Work to complete
For the listing underneath, give the count of lines containing the string "attive" and nothing further.

Dataset listings of figures
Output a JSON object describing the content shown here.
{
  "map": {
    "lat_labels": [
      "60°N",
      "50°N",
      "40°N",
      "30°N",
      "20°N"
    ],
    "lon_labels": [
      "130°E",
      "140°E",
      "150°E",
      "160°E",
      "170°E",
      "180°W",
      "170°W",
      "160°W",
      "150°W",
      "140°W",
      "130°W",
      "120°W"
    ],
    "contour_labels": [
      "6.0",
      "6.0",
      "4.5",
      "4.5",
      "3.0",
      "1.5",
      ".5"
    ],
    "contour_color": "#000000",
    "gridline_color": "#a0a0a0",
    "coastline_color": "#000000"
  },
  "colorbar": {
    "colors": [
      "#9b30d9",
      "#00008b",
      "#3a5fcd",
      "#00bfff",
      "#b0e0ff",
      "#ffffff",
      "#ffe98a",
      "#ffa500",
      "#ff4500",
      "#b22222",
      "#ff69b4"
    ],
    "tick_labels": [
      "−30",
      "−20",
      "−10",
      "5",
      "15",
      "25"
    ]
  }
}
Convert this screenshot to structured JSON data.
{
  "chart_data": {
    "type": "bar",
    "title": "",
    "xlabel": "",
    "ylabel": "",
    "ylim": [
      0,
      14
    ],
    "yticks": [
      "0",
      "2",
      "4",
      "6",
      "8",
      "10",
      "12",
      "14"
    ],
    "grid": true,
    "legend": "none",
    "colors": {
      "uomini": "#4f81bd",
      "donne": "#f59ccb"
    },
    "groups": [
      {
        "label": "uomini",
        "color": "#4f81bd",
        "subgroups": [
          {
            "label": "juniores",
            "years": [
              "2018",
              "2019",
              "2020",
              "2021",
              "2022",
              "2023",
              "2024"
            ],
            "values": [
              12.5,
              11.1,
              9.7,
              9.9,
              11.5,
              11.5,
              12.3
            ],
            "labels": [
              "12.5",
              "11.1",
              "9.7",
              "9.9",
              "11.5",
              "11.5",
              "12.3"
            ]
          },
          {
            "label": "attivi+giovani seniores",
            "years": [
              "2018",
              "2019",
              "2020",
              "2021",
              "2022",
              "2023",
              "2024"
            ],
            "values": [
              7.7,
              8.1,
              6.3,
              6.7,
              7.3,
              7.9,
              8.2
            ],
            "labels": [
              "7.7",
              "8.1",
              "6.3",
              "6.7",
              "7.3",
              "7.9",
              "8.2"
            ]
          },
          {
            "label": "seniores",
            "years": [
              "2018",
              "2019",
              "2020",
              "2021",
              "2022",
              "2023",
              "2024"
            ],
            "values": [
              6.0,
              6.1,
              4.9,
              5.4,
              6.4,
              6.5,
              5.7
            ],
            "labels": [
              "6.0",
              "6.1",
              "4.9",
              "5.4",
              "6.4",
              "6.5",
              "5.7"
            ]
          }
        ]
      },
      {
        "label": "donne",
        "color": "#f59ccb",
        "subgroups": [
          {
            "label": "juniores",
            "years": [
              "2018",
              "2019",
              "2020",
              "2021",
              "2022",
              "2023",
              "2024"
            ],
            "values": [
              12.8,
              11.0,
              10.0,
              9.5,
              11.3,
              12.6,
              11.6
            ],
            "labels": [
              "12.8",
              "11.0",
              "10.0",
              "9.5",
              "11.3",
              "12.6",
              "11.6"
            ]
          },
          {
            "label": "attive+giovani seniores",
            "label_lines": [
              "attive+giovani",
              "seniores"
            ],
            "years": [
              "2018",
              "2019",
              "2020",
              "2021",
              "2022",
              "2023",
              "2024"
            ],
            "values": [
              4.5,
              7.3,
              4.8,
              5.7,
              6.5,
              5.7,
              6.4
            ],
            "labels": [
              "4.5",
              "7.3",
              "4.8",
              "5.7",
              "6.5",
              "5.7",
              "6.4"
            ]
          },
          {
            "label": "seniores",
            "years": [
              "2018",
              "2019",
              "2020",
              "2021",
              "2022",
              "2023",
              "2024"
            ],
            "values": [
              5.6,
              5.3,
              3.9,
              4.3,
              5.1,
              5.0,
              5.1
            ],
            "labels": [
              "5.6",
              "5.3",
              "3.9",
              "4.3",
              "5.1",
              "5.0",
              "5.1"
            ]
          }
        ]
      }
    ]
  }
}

Solution below
2